> Material for this exercise:
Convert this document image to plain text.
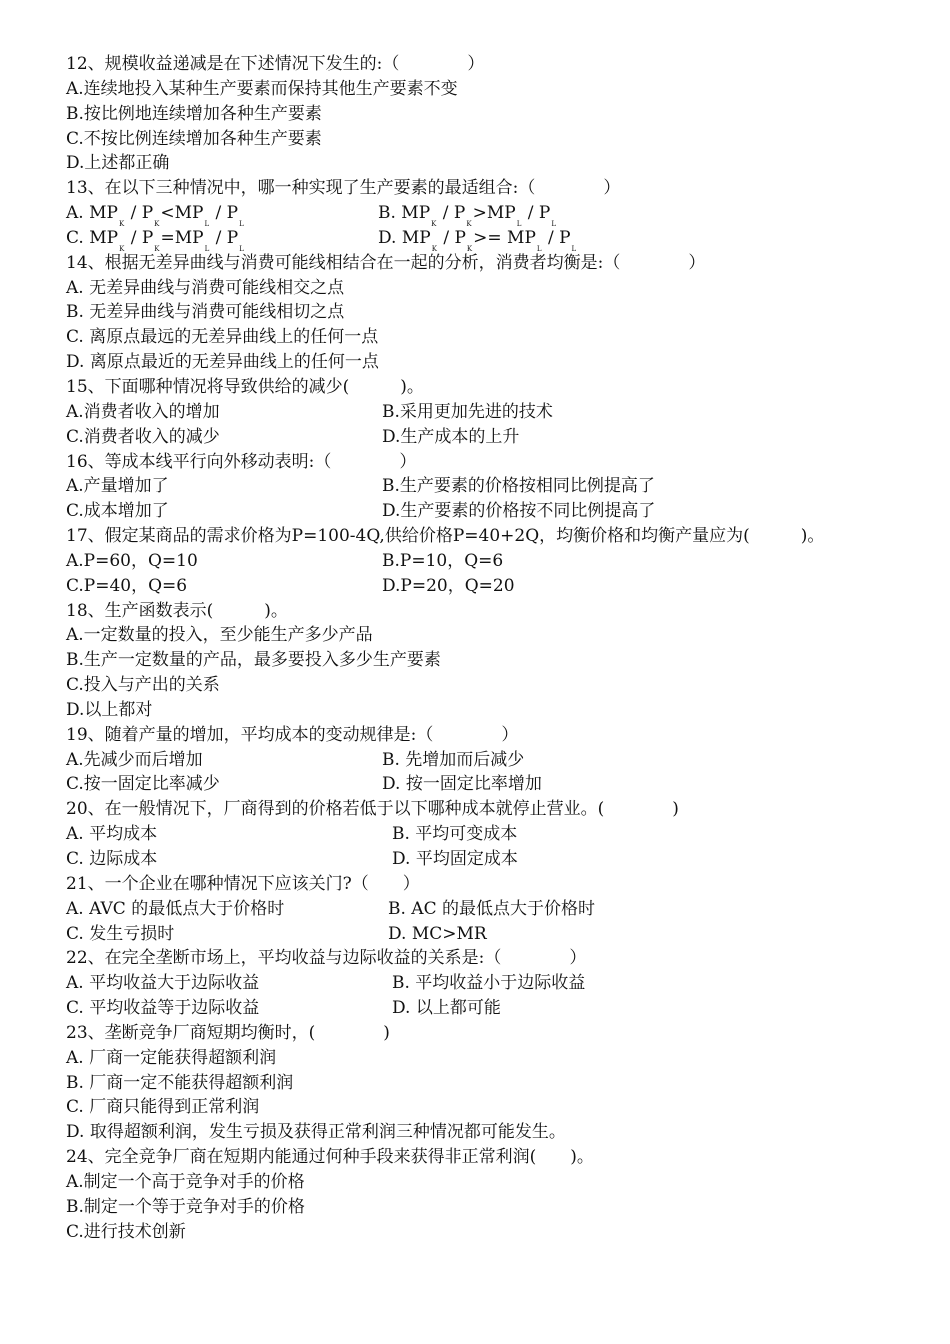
12、规模收益递减是在下述情况下发生的:（　　　　）
A.连续地投入某种生产要素而保持其他生产要素不变
B.按比例地连续增加各种生产要素
C.不按比例连续增加各种生产要素
D.上述都正确
13、在以下三种情况中，哪一种实现了生产要素的最适组合:（　　　　）
A. $MP_K / P_K<MP_L / P_L$
B. $MP_K / P_K>MP_L / P_L$
C. $MP_K / P_K=MP_L / P_L$
D. $MP_K / P_K>= MP_L / P_L$
14、根据无差异曲线与消费可能线相结合在一起的分析，消费者均衡是:（　　　　）
A. 无差异曲线与消费可能线相交之点
B. 无差异曲线与消费可能线相切之点
C. 离原点最远的无差异曲线上的任何一点
D. 离原点最近的无差异曲线上的任何一点
15、下面哪种情况将导致供给的减少(　　　)。
A.消费者收入的增加	B.采用更加先进的技术
C.消费者收入的减少	D.生产成本的上升
16、等成本线平行向外移动表明:（　　　　）
A.产量增加了	B.生产要素的价格按相同比例提高了
C.成本增加了	D.生产要素的价格按不同比例提高了
17、假定某商品的需求价格为P=100-4Q,供给价格P=40+2Q，均衡价格和均衡产量应为(　　　)。
A.P=60，Q=10	B.P=10，Q=6
C.P=40，Q=6	D.P=20，Q=20
18、生产函数表示(　　　)。
A.一定数量的投入，至少能生产多少产品
B.生产一定数量的产品，最多要投入多少生产要素
C.投入与产出的关系
D.以上都对
19、随着产量的增加，平均成本的变动规律是:（　　　　）
A.先减少而后增加	B. 先增加而后减少
C.按一固定比率减少	D. 按一固定比率增加
20、在一般情况下，厂商得到的价格若低于以下哪种成本就停止营业。(　　　　)
A. 平均成本	B. 平均可变成本
C. 边际成本	D. 平均固定成本
21、一个企业在哪种情况下应该关门?（　　）
A. AVC 的最低点大于价格时	B. AC 的最低点大于价格时
C. 发生亏损时	D. MC>MR
22、在完全垄断市场上，平均收益与边际收益的关系是:（　　　　）
A. 平均收益大于边际收益	B. 平均收益小于边际收益
C. 平均收益等于边际收益	D. 以上都可能
23、垄断竞争厂商短期均衡时，(　　　　)
A. 厂商一定能获得超额利润
B. 厂商一定不能获得超额利润
C. 厂商只能得到正常利润
D. 取得超额利润，发生亏损及获得正常利润三种情况都可能发生。
24、完全竞争厂商在短期内能通过何种手段来获得非正常利润(　　)。
A.制定一个高于竞争对手的价格
B.制定一个等于竞争对手的价格
C.进行技术创新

> Requirements:
Quote all the records verbatim, dropping any pictures from your copy.

> Right answer:
Convert this document image to plain text.
12、规模收益递减是在下述情况下发生的:（　　　　）
A.连续地投入某种生产要素而保持其他生产要素不变
B.按比例地连续增加各种生产要素
C.不按比例连续增加各种生产要素
D.上述都正确
13、在以下三种情况中，哪一种实现了生产要素的最适组合:（　　　　）
A. $MP_K / P_K<MP_L / P_L$
B. $MP_K / P_K>MP_L / P_L$
C. $MP_K / P_K=MP_L / P_L$
D. $MP_K / P_K>= MP_L / P_L$
14、根据无差异曲线与消费可能线相结合在一起的分析，消费者均衡是:（　　　　）
A. 无差异曲线与消费可能线相交之点
B. 无差异曲线与消费可能线相切之点
C. 离原点最远的无差异曲线上的任何一点
D. 离原点最近的无差异曲线上的任何一点
15、下面哪种情况将导致供给的减少(　　　)。
A.消费者收入的增加	B.采用更加先进的技术
C.消费者收入的减少	D.生产成本的上升
16、等成本线平行向外移动表明:（　　　　）
A.产量增加了	B.生产要素的价格按相同比例提高了
C.成本增加了	D.生产要素的价格按不同比例提高了
17、假定某商品的需求价格为P=100-4Q,供给价格P=40+2Q，均衡价格和均衡产量应为(　　　)。
A.P=60，Q=10	B.P=10，Q=6
C.P=40，Q=6	D.P=20，Q=20
18、生产函数表示(　　　)。
A.一定数量的投入，至少能生产多少产品
B.生产一定数量的产品，最多要投入多少生产要素
C.投入与产出的关系
D.以上都对
19、随着产量的增加，平均成本的变动规律是:（　　　　）
A.先减少而后增加	B. 先增加而后减少
C.按一固定比率减少	D. 按一固定比率增加
20、在一般情况下，厂商得到的价格若低于以下哪种成本就停止营业。(　　　　)
A. 平均成本	B. 平均可变成本
C. 边际成本	D. 平均固定成本
21、一个企业在哪种情况下应该关门?（　　）
A. AVC 的最低点大于价格时	B. AC 的最低点大于价格时
C. 发生亏损时	D. MC>MR
22、在完全垄断市场上，平均收益与边际收益的关系是:（　　　　）
A. 平均收益大于边际收益	B. 平均收益小于边际收益
C. 平均收益等于边际收益	D. 以上都可能
23、垄断竞争厂商短期均衡时，(　　　　)
A. 厂商一定能获得超额利润
B. 厂商一定不能获得超额利润
C. 厂商只能得到正常利润
D. 取得超额利润，发生亏损及获得正常利润三种情况都可能发生。
24、完全竞争厂商在短期内能通过何种手段来获得非正常利润(　　)。
A.制定一个高于竞争对手的价格
B.制定一个等于竞争对手的价格
C.进行技术创新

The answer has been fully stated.